Gather from the material every line that contains the string "PIIN".

---------- Items ----------

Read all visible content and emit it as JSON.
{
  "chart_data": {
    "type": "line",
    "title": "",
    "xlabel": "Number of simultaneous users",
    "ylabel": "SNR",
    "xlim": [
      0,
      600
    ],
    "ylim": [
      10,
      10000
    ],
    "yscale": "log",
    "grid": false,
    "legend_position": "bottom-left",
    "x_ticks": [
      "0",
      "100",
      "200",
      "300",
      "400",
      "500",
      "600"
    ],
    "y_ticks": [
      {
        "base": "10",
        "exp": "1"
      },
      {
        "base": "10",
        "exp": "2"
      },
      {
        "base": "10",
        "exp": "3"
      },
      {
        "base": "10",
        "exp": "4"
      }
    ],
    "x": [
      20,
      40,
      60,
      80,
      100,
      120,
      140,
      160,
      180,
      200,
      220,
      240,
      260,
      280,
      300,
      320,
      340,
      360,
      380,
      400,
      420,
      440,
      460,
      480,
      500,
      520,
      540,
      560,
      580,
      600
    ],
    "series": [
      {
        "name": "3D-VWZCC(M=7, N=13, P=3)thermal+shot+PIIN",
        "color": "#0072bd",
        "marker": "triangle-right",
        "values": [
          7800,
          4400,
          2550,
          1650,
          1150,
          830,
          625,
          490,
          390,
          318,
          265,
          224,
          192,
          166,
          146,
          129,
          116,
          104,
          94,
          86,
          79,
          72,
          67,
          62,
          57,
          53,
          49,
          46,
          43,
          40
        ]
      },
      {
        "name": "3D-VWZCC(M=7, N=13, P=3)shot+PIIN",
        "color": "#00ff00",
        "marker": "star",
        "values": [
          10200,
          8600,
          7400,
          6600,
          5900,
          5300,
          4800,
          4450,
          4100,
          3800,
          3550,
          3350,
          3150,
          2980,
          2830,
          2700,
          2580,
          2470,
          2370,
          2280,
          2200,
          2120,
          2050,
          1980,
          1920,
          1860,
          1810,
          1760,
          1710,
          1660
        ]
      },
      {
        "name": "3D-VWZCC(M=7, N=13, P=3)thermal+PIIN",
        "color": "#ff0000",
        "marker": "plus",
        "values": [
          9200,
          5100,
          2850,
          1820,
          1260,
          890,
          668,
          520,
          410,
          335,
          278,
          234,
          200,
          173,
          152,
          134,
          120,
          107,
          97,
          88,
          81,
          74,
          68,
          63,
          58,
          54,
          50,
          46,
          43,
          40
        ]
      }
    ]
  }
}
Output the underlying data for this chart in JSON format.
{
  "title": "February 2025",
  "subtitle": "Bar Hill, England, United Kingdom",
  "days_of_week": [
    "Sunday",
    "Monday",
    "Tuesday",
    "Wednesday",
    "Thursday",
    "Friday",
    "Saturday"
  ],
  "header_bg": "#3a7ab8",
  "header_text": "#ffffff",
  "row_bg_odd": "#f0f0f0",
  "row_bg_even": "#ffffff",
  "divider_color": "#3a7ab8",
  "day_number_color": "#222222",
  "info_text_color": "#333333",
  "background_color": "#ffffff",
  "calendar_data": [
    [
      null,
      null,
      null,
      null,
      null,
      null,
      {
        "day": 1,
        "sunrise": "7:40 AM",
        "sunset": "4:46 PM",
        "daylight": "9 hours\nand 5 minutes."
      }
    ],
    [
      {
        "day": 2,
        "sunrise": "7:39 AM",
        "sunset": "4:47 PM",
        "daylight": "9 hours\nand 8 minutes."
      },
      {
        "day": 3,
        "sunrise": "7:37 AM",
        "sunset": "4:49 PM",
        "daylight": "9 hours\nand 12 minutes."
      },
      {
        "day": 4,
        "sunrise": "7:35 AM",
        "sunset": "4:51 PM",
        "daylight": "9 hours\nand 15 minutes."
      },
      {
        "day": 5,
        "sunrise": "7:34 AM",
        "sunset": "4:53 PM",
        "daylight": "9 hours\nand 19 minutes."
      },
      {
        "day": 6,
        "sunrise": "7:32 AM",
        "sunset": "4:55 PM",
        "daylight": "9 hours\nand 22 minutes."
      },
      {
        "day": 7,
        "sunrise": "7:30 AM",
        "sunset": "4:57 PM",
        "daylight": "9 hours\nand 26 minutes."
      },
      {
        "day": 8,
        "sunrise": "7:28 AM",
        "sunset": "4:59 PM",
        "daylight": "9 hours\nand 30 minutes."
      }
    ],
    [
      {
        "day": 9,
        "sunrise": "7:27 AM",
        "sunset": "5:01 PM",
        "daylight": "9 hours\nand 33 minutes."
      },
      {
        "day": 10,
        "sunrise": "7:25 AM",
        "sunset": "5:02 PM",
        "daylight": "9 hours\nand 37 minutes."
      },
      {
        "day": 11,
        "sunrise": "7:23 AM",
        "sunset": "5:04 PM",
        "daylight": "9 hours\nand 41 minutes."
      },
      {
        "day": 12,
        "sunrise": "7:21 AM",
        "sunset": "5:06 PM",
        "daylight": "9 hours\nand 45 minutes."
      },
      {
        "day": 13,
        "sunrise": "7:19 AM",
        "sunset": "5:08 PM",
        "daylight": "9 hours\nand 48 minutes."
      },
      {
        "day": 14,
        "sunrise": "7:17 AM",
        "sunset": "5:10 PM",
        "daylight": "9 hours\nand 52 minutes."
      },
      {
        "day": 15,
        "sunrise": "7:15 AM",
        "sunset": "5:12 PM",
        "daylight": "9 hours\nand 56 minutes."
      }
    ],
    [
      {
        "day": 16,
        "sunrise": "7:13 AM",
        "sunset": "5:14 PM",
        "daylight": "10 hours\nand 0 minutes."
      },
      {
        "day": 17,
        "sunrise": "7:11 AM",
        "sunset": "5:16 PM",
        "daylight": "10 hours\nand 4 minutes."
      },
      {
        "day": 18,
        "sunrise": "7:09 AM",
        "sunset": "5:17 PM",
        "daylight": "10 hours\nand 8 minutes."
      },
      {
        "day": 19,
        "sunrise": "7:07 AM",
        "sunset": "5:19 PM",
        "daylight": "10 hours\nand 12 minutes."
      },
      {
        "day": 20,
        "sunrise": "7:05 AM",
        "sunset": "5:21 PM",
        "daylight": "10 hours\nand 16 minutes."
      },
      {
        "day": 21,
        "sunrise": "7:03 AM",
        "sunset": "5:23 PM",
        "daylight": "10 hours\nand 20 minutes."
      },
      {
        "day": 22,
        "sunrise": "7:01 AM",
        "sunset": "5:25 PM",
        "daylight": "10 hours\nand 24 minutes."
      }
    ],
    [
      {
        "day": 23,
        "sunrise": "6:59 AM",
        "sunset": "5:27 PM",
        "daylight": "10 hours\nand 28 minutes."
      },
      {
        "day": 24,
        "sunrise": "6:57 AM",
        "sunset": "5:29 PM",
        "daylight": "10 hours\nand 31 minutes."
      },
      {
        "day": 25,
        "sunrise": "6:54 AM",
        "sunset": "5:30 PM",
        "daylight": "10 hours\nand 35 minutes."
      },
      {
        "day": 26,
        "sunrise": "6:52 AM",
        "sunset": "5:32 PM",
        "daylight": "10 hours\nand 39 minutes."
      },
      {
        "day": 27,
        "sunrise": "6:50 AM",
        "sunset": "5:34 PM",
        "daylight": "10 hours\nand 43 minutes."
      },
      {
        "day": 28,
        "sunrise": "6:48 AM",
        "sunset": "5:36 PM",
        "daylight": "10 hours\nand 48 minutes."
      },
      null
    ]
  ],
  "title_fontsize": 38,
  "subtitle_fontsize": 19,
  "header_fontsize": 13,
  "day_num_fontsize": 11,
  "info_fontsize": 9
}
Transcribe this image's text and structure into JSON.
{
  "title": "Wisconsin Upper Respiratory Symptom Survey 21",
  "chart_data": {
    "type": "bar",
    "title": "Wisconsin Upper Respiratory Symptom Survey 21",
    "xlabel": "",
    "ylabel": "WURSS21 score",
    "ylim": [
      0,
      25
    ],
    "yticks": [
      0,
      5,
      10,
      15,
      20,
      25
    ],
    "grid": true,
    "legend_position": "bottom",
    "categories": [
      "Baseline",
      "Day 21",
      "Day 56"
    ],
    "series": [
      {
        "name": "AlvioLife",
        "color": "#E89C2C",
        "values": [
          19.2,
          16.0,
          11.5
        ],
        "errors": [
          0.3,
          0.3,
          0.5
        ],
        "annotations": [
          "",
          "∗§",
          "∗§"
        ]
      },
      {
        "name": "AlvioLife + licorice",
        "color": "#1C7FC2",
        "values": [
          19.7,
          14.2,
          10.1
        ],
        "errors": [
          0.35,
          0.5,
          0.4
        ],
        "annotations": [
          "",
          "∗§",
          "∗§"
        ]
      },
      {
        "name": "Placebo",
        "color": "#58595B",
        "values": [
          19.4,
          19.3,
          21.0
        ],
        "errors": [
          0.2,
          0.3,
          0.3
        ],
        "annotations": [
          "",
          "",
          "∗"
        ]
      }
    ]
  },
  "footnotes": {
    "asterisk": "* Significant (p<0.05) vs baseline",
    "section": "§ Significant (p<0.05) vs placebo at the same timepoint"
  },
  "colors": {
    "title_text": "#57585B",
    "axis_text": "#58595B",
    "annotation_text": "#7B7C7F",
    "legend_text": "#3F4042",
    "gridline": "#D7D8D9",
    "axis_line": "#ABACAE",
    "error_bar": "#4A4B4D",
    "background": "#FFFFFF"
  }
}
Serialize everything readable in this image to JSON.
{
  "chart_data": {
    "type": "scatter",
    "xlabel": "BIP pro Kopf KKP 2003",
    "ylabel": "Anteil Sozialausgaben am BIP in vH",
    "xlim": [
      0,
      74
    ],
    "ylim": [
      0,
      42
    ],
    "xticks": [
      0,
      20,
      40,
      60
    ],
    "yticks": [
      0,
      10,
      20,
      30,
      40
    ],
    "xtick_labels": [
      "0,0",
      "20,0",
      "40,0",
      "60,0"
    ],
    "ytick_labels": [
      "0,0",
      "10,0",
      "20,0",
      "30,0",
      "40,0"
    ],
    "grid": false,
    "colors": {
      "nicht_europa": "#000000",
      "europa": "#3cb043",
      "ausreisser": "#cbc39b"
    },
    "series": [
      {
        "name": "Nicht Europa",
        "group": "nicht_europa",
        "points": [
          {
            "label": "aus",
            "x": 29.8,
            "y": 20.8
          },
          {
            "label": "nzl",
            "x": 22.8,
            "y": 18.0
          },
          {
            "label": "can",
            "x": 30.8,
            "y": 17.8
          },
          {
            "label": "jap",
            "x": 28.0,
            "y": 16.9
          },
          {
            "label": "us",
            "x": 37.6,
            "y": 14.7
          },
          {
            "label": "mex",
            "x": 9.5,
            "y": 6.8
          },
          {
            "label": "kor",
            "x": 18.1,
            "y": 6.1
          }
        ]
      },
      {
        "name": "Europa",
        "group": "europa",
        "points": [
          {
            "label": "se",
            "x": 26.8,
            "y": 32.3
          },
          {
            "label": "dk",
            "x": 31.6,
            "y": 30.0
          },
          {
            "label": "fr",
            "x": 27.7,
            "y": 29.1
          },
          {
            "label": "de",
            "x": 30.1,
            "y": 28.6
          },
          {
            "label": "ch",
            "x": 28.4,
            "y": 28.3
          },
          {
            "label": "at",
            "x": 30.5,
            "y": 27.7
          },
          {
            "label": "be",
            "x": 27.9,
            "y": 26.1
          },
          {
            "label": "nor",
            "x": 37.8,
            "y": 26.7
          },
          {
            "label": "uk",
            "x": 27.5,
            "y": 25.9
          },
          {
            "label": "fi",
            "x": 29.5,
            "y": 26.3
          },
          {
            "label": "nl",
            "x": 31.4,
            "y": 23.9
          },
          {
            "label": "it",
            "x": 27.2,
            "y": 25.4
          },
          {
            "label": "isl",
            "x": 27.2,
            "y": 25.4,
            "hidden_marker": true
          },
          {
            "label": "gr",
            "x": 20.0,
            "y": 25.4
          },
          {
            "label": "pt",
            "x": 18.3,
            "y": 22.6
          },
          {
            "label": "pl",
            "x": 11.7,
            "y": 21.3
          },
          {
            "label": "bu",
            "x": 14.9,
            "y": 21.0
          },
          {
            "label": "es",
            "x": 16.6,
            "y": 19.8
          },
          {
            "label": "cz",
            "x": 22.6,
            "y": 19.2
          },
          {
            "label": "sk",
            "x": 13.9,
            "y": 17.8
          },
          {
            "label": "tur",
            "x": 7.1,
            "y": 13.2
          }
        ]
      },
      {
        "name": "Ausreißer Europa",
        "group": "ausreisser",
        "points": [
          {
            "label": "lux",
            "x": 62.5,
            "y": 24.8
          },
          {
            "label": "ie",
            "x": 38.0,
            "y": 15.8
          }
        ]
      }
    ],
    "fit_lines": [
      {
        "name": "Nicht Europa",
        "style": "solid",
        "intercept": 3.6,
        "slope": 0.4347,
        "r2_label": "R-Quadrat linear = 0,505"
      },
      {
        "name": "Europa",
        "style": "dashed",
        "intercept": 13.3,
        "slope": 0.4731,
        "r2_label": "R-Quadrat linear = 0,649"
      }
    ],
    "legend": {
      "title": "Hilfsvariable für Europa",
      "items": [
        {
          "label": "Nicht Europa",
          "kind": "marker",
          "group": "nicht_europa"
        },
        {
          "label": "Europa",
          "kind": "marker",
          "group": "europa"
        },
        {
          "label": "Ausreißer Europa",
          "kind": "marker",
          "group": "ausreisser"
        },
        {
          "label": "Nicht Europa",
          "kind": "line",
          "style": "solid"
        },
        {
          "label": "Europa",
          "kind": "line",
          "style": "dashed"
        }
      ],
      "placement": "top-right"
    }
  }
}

----------

#### Exercise solution
        "name": "3D-VWZCC(M=7, N=13, P=3)thermal+shot+PIIN",
        "name": "3D-VWZCC(M=7, N=13, P=3)shot+PIIN",
        "name": "3D-VWZCC(M=7, N=13, P=3)thermal+PIIN",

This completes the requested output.